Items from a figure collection

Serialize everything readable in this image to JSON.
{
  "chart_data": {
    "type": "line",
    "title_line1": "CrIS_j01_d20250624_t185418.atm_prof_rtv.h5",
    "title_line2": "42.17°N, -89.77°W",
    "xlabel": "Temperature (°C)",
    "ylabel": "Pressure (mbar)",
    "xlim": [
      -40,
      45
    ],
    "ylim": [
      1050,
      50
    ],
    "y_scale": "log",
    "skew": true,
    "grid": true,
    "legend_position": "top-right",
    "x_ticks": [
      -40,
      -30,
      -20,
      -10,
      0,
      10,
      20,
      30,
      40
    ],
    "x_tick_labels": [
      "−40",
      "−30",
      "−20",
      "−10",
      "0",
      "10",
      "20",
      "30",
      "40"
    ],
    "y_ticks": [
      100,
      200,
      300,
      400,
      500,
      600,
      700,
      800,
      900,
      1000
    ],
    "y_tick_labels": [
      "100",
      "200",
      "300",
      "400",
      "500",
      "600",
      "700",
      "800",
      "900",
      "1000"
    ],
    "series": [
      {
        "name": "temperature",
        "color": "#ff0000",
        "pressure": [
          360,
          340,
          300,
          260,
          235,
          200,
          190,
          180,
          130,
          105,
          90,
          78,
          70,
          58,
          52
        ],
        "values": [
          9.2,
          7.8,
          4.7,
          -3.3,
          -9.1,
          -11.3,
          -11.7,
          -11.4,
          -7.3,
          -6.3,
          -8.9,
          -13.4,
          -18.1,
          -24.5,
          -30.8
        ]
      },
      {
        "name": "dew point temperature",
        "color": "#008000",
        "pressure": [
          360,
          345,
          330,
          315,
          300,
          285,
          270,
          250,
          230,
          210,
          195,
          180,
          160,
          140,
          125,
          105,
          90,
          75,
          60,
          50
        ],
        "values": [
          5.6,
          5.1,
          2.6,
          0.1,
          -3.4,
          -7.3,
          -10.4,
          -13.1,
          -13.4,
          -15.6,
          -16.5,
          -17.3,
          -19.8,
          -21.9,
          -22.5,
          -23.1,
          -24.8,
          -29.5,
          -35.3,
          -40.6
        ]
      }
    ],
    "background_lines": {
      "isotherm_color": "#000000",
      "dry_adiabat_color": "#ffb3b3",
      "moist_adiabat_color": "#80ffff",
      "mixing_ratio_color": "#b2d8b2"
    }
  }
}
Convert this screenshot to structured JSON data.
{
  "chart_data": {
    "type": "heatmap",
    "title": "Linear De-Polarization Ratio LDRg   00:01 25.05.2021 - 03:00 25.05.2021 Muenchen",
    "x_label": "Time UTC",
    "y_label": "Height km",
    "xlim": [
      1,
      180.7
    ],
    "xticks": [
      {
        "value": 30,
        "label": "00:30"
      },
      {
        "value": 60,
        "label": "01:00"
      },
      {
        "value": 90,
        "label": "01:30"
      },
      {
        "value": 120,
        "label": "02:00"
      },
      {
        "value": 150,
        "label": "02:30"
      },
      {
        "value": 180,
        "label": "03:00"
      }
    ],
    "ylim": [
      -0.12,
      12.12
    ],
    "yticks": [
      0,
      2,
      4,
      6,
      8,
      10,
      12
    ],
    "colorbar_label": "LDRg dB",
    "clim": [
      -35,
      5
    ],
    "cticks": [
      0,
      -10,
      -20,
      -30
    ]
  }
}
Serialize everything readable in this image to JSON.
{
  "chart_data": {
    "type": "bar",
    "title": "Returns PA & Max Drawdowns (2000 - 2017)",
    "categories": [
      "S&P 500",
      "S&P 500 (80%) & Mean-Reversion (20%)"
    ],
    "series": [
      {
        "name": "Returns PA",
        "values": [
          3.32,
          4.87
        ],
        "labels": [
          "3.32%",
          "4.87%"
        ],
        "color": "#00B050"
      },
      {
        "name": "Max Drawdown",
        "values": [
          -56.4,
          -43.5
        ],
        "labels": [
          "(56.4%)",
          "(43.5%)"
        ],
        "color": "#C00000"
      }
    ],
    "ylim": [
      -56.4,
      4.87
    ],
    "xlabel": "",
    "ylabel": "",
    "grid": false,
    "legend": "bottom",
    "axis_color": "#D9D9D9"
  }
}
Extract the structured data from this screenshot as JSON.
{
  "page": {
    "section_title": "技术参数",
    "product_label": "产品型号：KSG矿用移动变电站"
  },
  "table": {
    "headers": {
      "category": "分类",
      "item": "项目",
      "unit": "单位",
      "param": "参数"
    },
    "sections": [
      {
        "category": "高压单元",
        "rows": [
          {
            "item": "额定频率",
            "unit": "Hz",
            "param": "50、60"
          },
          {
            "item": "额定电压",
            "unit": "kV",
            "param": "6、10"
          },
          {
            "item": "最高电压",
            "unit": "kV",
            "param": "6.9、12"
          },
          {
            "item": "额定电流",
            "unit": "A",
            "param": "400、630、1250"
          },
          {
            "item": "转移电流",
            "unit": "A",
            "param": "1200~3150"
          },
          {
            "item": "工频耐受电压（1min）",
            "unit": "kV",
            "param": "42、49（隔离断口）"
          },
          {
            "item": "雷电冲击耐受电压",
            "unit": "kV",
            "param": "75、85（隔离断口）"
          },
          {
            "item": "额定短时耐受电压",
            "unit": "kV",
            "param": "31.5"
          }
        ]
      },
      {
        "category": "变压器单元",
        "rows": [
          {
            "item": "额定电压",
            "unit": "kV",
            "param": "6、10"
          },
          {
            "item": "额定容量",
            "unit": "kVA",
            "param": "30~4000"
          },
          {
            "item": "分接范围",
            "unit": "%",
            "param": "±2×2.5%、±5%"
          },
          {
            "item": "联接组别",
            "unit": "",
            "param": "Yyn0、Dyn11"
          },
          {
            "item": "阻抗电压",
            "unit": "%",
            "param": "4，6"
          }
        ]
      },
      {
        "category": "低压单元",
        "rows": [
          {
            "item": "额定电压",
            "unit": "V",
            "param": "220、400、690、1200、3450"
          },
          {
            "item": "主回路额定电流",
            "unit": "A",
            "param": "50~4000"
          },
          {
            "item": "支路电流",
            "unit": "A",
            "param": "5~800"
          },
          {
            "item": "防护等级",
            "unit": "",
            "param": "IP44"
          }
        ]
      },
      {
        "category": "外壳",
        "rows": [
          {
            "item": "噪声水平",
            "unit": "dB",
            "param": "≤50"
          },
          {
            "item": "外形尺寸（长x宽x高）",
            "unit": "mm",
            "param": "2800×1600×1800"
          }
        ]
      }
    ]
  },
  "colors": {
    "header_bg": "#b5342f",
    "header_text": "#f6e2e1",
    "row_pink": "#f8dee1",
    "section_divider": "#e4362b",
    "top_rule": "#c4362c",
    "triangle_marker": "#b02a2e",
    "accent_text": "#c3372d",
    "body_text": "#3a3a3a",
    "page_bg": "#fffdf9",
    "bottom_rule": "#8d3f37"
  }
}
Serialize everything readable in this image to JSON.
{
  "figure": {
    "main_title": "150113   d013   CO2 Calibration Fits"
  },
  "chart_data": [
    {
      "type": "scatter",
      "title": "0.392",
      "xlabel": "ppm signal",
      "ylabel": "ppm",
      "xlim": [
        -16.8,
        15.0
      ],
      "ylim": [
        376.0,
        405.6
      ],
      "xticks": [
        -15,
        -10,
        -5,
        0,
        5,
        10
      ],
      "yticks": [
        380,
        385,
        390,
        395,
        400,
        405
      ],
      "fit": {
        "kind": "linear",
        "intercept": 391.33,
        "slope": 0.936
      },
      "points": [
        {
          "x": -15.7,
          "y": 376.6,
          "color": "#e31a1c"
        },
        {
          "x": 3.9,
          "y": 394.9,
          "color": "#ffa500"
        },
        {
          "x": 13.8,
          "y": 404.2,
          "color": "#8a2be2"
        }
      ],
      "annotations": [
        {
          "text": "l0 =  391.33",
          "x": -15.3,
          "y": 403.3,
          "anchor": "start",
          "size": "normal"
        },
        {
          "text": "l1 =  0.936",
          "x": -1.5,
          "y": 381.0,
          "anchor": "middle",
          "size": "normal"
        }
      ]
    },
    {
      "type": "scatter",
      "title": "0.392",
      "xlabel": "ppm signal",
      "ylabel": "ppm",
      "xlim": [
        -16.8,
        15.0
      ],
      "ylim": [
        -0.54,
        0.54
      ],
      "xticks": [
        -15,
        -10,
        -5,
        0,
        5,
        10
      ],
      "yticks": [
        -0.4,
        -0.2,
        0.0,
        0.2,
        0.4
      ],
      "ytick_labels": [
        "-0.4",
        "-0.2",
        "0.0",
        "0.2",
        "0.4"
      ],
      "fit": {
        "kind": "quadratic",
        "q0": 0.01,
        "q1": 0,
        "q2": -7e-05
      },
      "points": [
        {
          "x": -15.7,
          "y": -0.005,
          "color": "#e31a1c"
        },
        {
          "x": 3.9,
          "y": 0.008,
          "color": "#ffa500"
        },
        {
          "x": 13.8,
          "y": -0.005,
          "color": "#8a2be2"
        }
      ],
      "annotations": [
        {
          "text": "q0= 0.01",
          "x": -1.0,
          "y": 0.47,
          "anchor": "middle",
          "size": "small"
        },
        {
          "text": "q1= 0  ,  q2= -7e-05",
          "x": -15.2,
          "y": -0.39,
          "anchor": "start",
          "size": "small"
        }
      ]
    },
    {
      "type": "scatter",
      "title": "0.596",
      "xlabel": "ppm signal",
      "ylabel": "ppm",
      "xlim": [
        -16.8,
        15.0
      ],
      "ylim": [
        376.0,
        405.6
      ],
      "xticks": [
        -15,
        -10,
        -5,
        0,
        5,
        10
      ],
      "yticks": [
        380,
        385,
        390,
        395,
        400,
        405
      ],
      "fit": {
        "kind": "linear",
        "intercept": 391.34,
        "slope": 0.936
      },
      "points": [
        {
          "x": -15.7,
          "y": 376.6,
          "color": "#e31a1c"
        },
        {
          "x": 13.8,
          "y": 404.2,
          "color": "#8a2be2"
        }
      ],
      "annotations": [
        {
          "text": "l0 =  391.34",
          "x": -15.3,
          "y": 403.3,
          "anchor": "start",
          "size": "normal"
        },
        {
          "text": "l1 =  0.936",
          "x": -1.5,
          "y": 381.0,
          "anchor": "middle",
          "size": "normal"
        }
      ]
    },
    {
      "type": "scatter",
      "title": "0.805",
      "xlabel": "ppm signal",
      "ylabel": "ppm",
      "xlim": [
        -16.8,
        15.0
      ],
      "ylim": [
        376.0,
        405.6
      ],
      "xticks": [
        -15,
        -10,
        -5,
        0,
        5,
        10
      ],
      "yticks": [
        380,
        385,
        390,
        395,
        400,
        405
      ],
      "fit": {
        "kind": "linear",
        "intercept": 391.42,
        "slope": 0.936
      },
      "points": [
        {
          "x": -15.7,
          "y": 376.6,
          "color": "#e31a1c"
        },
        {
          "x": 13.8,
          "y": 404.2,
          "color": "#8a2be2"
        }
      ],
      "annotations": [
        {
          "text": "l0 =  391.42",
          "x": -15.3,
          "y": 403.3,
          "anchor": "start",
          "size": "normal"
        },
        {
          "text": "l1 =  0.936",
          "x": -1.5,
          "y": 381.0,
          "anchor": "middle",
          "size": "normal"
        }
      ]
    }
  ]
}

EXERCISE DIRECTIONS — Pull out all lines from the entries above in which the word "screenshot" appears.

EXERCISE RESPONSE —
Convert this screenshot to structured JSON data.
Extract the structured data from this screenshot as JSON.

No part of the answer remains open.